= Description of the task =
In the data below, find every line that has the string "JSON", and copy it.

(Figure content listings)
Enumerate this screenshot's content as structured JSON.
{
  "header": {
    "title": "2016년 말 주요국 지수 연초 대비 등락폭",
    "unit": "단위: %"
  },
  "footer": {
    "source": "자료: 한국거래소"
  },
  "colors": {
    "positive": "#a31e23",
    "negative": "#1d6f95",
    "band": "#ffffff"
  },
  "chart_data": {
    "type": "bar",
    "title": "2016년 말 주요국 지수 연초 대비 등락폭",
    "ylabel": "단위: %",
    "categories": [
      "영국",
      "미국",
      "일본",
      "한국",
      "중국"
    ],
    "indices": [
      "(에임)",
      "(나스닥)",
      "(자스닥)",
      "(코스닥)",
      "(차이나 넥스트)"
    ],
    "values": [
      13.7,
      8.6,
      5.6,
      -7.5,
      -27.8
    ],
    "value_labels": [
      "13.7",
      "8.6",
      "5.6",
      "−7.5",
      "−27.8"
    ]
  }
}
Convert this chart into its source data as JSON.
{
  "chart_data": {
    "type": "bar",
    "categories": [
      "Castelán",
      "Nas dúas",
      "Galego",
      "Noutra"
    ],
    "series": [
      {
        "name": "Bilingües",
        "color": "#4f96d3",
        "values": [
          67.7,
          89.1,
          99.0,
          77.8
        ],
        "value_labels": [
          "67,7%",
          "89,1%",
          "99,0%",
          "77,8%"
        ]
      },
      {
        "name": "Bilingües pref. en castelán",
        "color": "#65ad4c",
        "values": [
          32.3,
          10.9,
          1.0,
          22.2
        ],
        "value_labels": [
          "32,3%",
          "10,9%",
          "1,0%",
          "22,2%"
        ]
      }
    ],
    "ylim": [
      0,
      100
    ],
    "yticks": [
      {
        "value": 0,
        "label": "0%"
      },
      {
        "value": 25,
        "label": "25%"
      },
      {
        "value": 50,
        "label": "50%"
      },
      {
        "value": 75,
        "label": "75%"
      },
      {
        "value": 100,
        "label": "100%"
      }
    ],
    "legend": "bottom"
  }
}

= Solution for this problem =
Enumerate this screenshot's content as structured JSON.
Convert this chart into its source data as JSON.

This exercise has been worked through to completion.